REQUIREMENTS:
Copy out the rows verbatim, from the start of the rows through the line containing "link-chain-icon[interactable] — [294, 362, 349, 417]", including both ends.

(Spatial layout entries)
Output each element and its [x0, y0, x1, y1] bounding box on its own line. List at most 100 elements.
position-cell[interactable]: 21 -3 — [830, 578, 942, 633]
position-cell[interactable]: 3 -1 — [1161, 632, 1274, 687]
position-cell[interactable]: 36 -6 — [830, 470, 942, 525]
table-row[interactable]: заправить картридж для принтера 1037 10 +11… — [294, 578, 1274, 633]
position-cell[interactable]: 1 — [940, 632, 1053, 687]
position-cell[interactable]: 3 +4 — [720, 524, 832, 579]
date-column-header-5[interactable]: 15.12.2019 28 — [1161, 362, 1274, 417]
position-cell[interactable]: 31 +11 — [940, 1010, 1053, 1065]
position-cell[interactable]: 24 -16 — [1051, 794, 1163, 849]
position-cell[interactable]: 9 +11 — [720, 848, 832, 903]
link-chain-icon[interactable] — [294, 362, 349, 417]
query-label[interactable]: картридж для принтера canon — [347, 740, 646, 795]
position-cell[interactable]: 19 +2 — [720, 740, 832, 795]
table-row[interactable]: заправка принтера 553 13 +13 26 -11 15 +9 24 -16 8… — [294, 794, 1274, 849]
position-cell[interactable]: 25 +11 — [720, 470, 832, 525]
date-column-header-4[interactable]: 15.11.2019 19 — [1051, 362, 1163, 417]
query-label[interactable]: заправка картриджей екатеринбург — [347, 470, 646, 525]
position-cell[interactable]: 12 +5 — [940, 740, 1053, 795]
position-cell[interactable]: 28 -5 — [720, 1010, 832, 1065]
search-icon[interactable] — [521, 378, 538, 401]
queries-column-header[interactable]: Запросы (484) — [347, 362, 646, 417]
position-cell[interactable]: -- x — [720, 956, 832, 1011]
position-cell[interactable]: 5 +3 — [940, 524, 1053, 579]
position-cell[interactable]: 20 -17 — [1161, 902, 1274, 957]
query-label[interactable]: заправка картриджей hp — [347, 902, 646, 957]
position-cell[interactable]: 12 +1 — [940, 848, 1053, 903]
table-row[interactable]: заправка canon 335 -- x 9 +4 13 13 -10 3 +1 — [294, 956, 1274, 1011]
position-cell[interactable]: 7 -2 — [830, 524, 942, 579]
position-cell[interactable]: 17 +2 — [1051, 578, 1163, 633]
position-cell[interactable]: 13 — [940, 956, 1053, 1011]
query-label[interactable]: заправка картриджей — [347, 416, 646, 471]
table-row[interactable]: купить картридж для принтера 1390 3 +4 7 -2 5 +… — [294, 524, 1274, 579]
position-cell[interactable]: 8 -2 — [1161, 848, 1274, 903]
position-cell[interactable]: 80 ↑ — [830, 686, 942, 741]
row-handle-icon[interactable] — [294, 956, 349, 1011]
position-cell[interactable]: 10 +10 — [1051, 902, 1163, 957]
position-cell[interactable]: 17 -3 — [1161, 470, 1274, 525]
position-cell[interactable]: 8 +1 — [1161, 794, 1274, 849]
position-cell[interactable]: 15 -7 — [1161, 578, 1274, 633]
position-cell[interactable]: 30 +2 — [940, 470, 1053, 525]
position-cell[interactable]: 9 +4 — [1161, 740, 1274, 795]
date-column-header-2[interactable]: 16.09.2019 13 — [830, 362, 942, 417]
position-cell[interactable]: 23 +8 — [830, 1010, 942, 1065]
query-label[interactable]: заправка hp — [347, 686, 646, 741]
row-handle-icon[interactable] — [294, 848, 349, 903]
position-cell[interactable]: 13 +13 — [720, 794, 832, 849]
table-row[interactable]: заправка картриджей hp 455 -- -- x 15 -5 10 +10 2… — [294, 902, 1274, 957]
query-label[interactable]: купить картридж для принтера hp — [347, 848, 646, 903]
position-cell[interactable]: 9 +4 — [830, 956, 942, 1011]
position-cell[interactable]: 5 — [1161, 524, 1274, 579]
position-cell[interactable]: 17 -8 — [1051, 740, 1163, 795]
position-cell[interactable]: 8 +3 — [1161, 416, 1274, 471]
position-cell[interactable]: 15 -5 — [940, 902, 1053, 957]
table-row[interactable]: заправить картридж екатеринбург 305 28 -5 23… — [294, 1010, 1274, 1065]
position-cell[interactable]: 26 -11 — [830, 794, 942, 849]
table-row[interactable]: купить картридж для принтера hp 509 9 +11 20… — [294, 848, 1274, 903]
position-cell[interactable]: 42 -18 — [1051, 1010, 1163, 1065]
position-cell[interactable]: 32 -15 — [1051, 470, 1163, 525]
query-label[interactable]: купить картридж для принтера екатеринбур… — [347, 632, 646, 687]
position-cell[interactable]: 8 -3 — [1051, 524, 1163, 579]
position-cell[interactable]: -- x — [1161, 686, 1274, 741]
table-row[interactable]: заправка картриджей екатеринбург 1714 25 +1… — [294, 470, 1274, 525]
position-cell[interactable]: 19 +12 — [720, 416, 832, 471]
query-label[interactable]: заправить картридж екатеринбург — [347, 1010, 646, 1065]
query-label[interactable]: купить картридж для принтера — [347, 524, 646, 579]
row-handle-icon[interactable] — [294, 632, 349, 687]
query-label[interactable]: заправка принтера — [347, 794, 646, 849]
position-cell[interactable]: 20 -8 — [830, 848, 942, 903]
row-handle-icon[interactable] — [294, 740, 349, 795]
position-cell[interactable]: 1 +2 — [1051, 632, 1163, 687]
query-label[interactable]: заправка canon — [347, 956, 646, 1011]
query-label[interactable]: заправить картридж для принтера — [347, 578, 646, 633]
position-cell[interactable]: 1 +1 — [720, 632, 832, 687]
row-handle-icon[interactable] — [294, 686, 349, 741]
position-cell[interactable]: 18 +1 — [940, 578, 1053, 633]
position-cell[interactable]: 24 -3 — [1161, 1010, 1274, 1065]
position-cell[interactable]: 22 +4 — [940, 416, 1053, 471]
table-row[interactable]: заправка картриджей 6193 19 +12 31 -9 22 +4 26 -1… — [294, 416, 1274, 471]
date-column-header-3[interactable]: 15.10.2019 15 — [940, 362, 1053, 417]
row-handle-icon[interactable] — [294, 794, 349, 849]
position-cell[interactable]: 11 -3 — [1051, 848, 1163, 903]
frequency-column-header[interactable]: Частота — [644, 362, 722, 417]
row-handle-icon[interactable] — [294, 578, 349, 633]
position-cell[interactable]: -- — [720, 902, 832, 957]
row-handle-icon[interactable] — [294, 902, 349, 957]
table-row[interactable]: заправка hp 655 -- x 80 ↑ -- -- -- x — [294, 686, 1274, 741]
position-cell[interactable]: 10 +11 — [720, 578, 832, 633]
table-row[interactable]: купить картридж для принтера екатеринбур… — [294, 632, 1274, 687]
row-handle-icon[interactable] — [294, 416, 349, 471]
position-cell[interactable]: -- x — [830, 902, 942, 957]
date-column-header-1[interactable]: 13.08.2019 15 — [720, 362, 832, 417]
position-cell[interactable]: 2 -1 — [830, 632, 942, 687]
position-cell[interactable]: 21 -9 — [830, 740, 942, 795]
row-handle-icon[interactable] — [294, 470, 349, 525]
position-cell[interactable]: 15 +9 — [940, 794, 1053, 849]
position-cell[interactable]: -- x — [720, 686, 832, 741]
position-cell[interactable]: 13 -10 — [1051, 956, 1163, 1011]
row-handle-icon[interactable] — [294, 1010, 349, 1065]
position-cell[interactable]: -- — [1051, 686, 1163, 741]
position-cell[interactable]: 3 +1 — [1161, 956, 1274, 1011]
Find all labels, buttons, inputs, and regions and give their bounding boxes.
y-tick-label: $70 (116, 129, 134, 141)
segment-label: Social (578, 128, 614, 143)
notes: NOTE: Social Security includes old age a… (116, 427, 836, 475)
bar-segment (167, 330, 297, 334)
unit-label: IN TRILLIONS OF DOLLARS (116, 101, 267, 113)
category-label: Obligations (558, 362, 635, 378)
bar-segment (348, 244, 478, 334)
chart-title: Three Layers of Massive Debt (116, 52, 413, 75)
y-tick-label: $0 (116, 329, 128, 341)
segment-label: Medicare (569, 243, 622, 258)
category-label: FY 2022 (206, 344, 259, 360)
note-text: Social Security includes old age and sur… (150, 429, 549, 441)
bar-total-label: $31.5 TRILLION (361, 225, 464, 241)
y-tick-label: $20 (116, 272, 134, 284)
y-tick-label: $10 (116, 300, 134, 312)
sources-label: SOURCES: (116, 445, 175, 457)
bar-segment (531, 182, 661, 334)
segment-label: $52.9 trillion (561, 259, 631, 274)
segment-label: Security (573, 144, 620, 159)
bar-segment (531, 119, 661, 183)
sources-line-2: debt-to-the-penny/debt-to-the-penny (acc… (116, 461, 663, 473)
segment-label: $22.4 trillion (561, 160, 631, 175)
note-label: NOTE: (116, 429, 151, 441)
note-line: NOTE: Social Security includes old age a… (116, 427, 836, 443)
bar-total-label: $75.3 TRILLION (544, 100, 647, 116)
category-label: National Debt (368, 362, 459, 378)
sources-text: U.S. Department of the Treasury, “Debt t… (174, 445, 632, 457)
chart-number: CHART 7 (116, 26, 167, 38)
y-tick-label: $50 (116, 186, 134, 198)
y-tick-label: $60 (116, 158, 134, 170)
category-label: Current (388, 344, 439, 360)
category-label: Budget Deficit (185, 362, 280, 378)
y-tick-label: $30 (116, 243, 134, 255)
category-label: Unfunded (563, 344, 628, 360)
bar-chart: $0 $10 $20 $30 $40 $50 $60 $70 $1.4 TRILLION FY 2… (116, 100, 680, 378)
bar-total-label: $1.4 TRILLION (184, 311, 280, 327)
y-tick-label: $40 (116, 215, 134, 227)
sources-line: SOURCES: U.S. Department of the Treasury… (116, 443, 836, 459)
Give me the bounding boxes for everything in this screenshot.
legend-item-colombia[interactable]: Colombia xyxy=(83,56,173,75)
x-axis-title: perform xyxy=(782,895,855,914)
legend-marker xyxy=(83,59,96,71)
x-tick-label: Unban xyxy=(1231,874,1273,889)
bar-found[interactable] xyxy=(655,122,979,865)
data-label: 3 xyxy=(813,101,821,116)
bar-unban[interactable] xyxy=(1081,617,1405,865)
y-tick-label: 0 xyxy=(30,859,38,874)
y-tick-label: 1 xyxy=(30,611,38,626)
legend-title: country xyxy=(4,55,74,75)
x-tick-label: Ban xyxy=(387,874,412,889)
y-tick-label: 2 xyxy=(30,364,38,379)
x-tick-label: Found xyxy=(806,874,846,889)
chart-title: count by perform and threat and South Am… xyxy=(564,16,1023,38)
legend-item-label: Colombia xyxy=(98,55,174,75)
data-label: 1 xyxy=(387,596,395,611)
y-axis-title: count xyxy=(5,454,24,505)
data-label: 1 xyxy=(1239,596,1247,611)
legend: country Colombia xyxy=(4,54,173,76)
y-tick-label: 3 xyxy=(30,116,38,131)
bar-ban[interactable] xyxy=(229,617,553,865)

COMPLETE OUTPUT:
Output each element and its [x0, y0, x1, y1] bounding box on its own line. List at most 100 elements.
position-cell[interactable]: 21 -3 — [830, 578, 942, 633]
position-cell[interactable]: 3 -1 — [1161, 632, 1274, 687]
position-cell[interactable]: 36 -6 — [830, 470, 942, 525]
table-row[interactable]: заправить картридж для принтера 1037 10 +11… — [294, 578, 1274, 633]
position-cell[interactable]: 1 — [940, 632, 1053, 687]
position-cell[interactable]: 3 +4 — [720, 524, 832, 579]
date-column-header-5[interactable]: 15.12.2019 28 — [1161, 362, 1274, 417]
position-cell[interactable]: 31 +11 — [940, 1010, 1053, 1065]
position-cell[interactable]: 24 -16 — [1051, 794, 1163, 849]
position-cell[interactable]: 9 +11 — [720, 848, 832, 903]
link-chain-icon[interactable] — [294, 362, 349, 417]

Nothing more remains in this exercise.